→ **Written task**
Select all lines in the records that include "不符合题意".

==================================================

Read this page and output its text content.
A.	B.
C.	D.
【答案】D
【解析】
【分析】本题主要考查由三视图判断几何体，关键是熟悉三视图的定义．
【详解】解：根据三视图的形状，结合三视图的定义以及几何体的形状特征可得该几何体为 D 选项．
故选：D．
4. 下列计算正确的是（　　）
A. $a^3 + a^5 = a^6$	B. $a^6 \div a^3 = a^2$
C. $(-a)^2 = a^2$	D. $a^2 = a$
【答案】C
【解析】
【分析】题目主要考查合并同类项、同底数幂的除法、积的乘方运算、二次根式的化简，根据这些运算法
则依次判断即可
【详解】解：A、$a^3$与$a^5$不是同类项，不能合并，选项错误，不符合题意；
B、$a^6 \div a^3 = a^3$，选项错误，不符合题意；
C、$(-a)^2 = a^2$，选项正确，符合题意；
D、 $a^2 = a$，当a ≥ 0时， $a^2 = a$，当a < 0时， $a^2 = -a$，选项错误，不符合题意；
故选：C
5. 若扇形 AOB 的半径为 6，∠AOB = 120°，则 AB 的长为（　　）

==================================================

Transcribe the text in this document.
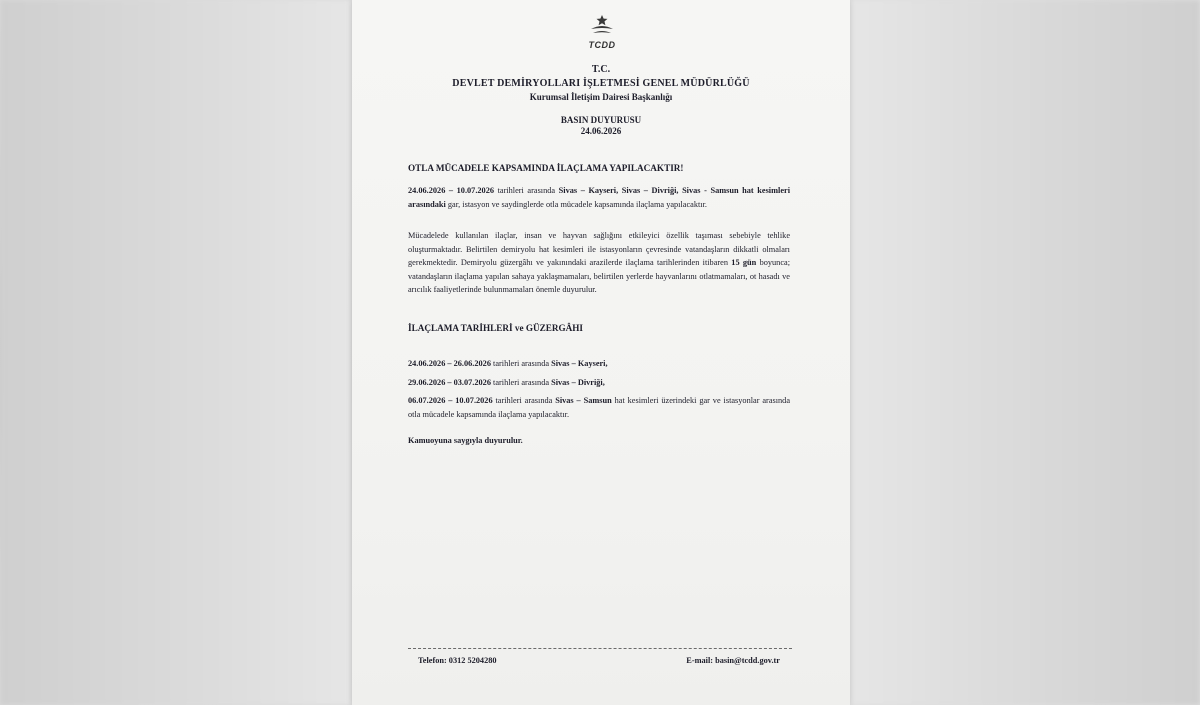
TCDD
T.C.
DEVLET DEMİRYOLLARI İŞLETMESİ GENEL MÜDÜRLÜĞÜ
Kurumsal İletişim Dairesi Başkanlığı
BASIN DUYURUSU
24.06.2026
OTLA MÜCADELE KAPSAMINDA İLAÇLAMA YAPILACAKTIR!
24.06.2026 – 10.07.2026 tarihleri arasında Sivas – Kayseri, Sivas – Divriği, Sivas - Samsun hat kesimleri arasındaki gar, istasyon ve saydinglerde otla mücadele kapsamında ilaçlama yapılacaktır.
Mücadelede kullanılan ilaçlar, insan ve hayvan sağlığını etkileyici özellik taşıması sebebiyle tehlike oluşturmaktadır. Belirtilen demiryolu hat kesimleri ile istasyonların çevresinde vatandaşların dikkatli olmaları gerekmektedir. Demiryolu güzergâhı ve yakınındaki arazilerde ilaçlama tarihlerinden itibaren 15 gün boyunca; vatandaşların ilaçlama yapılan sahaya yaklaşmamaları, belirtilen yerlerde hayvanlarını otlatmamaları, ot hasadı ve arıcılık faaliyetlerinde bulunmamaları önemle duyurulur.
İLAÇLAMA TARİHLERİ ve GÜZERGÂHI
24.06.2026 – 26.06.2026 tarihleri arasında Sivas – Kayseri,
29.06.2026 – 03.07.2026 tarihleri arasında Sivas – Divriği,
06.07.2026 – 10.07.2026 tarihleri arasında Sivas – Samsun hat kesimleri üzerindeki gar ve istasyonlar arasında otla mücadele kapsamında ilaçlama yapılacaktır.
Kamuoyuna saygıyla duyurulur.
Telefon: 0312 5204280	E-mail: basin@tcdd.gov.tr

==================================================

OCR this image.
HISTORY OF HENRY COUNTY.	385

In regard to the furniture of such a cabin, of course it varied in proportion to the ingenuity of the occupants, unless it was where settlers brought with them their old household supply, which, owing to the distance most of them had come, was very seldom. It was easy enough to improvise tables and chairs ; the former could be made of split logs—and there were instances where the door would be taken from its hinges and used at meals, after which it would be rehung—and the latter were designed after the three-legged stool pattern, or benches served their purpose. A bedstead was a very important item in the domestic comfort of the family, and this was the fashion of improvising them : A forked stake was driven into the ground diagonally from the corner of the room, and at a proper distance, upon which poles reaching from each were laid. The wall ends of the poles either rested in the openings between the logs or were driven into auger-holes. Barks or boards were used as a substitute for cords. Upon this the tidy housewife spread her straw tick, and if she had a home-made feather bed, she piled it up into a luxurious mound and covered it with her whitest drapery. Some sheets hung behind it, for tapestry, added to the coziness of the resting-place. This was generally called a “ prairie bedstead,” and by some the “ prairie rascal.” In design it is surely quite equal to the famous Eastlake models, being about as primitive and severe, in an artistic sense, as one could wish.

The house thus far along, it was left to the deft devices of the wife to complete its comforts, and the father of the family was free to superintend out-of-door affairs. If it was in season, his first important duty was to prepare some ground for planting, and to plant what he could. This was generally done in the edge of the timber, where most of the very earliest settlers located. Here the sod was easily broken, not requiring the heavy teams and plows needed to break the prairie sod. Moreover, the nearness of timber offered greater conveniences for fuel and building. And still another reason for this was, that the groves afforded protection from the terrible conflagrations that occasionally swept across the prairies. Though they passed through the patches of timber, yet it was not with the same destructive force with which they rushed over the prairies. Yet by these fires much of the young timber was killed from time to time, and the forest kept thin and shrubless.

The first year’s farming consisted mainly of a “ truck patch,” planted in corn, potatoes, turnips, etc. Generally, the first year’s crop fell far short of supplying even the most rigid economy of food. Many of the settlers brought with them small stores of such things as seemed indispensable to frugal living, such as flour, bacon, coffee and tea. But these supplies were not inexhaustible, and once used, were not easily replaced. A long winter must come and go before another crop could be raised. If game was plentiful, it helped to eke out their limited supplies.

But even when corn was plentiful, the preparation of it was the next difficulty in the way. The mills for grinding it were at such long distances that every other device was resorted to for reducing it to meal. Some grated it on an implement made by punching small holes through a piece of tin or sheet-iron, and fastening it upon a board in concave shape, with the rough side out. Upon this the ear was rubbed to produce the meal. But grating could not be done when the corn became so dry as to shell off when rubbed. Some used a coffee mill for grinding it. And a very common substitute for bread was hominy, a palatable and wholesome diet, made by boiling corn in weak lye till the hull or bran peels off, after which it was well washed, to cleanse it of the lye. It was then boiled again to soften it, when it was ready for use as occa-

==================================================

→ **Problem solution**
【详解】解：A、$a^3$与$a^5$不是同类项，不能合并，选项错误，不符合题意；
B、$a^6 \div a^3 = a^3$，选项错误，不符合题意；
D、 $a^2 = a$，当a ≥ 0时， $a^2 = a$，当a < 0时， $a^2 = -a$，选项错误，不符合题意；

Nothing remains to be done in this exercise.